Directions:
Output all lines exactly.

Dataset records
>> BEGIN
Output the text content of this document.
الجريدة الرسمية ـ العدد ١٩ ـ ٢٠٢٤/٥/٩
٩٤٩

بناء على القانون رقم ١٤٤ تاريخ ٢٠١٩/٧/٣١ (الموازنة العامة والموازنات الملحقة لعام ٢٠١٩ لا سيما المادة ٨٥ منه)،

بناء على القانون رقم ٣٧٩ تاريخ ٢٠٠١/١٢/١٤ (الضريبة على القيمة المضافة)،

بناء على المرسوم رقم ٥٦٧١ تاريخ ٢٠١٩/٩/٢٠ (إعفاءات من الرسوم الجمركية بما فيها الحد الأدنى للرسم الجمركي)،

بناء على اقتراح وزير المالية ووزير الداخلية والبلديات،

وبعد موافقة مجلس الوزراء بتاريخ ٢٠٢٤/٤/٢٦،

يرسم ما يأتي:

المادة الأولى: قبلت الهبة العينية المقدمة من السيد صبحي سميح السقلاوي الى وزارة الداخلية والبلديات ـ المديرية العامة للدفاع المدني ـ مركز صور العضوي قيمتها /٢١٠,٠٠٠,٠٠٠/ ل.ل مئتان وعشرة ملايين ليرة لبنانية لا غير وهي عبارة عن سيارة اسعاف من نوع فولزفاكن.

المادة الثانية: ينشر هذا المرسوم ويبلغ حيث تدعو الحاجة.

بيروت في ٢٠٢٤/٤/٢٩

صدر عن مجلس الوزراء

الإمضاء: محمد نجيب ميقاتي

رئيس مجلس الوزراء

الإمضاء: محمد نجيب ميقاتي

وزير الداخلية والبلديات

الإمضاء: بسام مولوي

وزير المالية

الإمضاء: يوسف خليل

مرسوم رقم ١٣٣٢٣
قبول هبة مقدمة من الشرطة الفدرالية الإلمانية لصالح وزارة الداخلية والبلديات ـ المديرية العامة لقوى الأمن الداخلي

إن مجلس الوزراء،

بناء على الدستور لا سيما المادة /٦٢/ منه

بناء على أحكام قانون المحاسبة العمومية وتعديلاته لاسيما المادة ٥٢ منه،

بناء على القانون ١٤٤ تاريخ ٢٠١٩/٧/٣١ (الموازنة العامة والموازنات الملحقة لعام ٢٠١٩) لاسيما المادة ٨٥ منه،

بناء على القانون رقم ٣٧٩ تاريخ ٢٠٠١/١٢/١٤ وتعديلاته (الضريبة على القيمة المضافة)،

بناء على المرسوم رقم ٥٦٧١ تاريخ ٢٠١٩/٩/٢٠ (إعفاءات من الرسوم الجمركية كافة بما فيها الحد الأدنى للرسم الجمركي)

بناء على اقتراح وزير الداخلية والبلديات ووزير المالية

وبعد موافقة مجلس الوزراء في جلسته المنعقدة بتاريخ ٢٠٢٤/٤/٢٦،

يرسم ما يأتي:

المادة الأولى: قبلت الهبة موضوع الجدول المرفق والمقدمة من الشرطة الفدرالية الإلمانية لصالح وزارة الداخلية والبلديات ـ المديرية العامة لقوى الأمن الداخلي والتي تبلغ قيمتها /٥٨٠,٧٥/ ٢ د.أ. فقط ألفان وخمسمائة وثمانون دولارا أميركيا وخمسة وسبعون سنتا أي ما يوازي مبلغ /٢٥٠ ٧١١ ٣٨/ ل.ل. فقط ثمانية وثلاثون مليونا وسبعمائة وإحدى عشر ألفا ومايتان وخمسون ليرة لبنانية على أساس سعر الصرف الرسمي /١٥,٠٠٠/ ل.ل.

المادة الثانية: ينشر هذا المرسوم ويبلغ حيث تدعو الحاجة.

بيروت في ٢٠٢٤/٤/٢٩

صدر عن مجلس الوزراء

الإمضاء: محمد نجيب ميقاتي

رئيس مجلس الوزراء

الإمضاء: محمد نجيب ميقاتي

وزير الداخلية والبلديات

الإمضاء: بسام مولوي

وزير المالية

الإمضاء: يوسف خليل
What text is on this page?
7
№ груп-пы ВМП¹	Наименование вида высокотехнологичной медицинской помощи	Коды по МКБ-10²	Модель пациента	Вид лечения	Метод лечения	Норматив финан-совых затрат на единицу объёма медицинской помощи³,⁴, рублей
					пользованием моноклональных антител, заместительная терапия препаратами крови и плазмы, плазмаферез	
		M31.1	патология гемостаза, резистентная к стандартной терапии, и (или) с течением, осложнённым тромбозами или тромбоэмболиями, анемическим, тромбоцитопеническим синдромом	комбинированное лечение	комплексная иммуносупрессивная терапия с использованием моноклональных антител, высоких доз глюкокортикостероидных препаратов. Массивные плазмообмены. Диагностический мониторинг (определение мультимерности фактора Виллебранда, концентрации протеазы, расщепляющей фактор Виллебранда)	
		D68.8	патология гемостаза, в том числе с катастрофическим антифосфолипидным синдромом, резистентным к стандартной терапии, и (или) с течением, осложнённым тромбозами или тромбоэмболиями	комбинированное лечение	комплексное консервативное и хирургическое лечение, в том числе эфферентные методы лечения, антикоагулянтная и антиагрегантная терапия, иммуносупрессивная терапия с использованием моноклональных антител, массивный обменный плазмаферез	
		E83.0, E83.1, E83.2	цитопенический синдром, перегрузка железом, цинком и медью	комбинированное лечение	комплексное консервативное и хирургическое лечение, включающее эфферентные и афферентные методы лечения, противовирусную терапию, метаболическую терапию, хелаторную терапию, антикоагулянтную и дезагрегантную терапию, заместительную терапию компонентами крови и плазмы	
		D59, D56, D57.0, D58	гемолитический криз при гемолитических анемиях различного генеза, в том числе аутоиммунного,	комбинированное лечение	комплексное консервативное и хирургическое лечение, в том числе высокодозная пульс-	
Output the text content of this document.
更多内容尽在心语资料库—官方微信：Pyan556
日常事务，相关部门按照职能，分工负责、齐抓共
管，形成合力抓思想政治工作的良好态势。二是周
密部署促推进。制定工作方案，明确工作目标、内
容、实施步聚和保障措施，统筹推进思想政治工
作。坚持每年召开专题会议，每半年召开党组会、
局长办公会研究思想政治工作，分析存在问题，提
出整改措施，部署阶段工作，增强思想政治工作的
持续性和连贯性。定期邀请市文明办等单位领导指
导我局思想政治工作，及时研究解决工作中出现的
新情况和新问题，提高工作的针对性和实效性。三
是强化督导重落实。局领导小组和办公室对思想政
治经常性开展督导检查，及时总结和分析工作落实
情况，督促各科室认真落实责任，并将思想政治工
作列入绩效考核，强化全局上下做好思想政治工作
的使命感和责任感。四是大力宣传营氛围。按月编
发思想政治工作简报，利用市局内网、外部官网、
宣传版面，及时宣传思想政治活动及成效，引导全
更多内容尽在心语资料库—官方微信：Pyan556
>> END
Result of this exercise:
Output the text content of this document.
الجريدة الرسمية ـ العدد ١٩ ـ ٢٠٢٤/٥/٩
٩٤٩

بناء على القانون رقم ١٤٤ تاريخ ٢٠١٩/٧/٣١ (الموازنة العامة والموازنات الملحقة لعام ٢٠١٩ لا سيما المادة ٨٥ منه)،

بناء على القانون رقم ٣٧٩ تاريخ ٢٠٠١/١٢/١٤ (الضريبة على القيمة المضافة)،

بناء على المرسوم رقم ٥٦٧١ تاريخ ٢٠١٩/٩/٢٠ (إعفاءات من الرسوم الجمركية بما فيها الحد الأدنى للرسم الجمركي)،

بناء على اقتراح وزير المالية ووزير الداخلية والبلديات،

وبعد موافقة مجلس الوزراء بتاريخ ٢٠٢٤/٤/٢٦،

يرسم ما يأتي:

المادة الأولى: قبلت الهبة العينية المقدمة من السيد صبحي سميح السقلاوي الى وزارة الداخلية والبلديات ـ المديرية العامة للدفاع المدني ـ مركز صور العضوي قيمتها /٢١٠,٠٠٠,٠٠٠/ ل.ل مئتان وعشرة ملايين ليرة لبنانية لا غير وهي عبارة عن سيارة اسعاف من نوع فولزفاكن.

المادة الثانية: ينشر هذا المرسوم ويبلغ حيث تدعو الحاجة.

بيروت في ٢٠٢٤/٤/٢٩

صدر عن مجلس الوزراء

الإمضاء: محمد نجيب ميقاتي

رئيس مجلس الوزراء

الإمضاء: محمد نجيب ميقاتي

وزير الداخلية والبلديات

الإمضاء: بسام مولوي

وزير المالية

الإمضاء: يوسف خليل

مرسوم رقم ١٣٣٢٣
قبول هبة مقدمة من الشرطة الفدرالية الإلمانية لصالح وزارة الداخلية والبلديات ـ المديرية العامة لقوى الأمن الداخلي

إن مجلس الوزراء،

بناء على الدستور لا سيما المادة /٦٢/ منه

بناء على أحكام قانون المحاسبة العمومية وتعديلاته لاسيما المادة ٥٢ منه،

بناء على القانون ١٤٤ تاريخ ٢٠١٩/٧/٣١ (الموازنة العامة والموازنات الملحقة لعام ٢٠١٩) لاسيما المادة ٨٥ منه،

بناء على القانون رقم ٣٧٩ تاريخ ٢٠٠١/١٢/١٤ وتعديلاته (الضريبة على القيمة المضافة)،

بناء على المرسوم رقم ٥٦٧١ تاريخ ٢٠١٩/٩/٢٠ (إعفاءات من الرسوم الجمركية كافة بما فيها الحد الأدنى للرسم الجمركي)

بناء على اقتراح وزير الداخلية والبلديات ووزير المالية

وبعد موافقة مجلس الوزراء في جلسته المنعقدة بتاريخ ٢٠٢٤/٤/٢٦،

يرسم ما يأتي:

المادة الأولى: قبلت الهبة موضوع الجدول المرفق والمقدمة من الشرطة الفدرالية الإلمانية لصالح وزارة الداخلية والبلديات ـ المديرية العامة لقوى الأمن الداخلي والتي تبلغ قيمتها /٥٨٠,٧٥/ ٢ د.أ. فقط ألفان وخمسمائة وثمانون دولارا أميركيا وخمسة وسبعون سنتا أي ما يوازي مبلغ /٢٥٠ ٧١١ ٣٨/ ل.ل. فقط ثمانية وثلاثون مليونا وسبعمائة وإحدى عشر ألفا ومايتان وخمسون ليرة لبنانية على أساس سعر الصرف الرسمي /١٥,٠٠٠/ ل.ل.

المادة الثانية: ينشر هذا المرسوم ويبلغ حيث تدعو الحاجة.

بيروت في ٢٠٢٤/٤/٢٩

صدر عن مجلس الوزراء

الإمضاء: محمد نجيب ميقاتي

رئيس مجلس الوزراء

الإمضاء: محمد نجيب ميقاتي

وزير الداخلية والبلديات

الإمضاء: بسام مولوي

وزير المالية

الإمضاء: يوسف خليل
What text is on this page?
7
№ груп-пы ВМП¹	Наименование вида высокотехнологичной медицинской помощи	Коды по МКБ-10²	Модель пациента	Вид лечения	Метод лечения	Норматив финан-совых затрат на единицу объёма медицинской помощи³,⁴, рублей
					пользованием моноклональных антител, заместительная терапия препаратами крови и плазмы, плазмаферез	
		M31.1	патология гемостаза, резистентная к стандартной терапии, и (или) с течением, осложнённым тромбозами или тромбоэмболиями, анемическим, тромбоцитопеническим синдромом	комбинированное лечение	комплексная иммуносупрессивная терапия с использованием моноклональных антител, высоких доз глюкокортикостероидных препаратов. Массивные плазмообмены. Диагностический мониторинг (определение мультимерности фактора Виллебранда, концентрации протеазы, расщепляющей фактор Виллебранда)	
		D68.8	патология гемостаза, в том числе с катастрофическим антифосфолипидным синдромом, резистентным к стандартной терапии, и (или) с течением, осложнённым тромбозами или тромбоэмболиями	комбинированное лечение	комплексное консервативное и хирургическое лечение, в том числе эфферентные методы лечения, антикоагулянтная и антиагрегантная терапия, иммуносупрессивная терапия с использованием моноклональных антител, массивный обменный плазмаферез	
		E83.0, E83.1, E83.2	цитопенический синдром, перегрузка железом, цинком и медью	комбинированное лечение	комплексное консервативное и хирургическое лечение, включающее эфферентные и афферентные методы лечения, противовирусную терапию, метаболическую терапию, хелаторную терапию, антикоагулянтную и дезагрегантную терапию, заместительную терапию компонентами крови и плазмы	
		D59, D56, D57.0, D58	гемолитический криз при гемолитических анемиях различного генеза, в том числе аутоиммунного,	комбинированное лечение	комплексное консервативное и хирургическое лечение, в том числе высокодозная пульс-	
Output the text content of this document.
更多内容尽在心语资料库—官方微信：Pyan556
日常事务，相关部门按照职能，分工负责、齐抓共
管，形成合力抓思想政治工作的良好态势。二是周
密部署促推进。制定工作方案，明确工作目标、内
容、实施步聚和保障措施，统筹推进思想政治工
作。坚持每年召开专题会议，每半年召开党组会、
局长办公会研究思想政治工作，分析存在问题，提
出整改措施，部署阶段工作，增强思想政治工作的
持续性和连贯性。定期邀请市文明办等单位领导指
导我局思想政治工作，及时研究解决工作中出现的
新情况和新问题，提高工作的针对性和实效性。三
是强化督导重落实。局领导小组和办公室对思想政
治经常性开展督导检查，及时总结和分析工作落实
情况，督促各科室认真落实责任，并将思想政治工
作列入绩效考核，强化全局上下做好思想政治工作
的使命感和责任感。四是大力宣传营氛围。按月编
发思想政治工作简报，利用市局内网、外部官网、
宣传版面，及时宣传思想政治活动及成效，引导全
更多内容尽在心语资料库—官方微信：Pyan556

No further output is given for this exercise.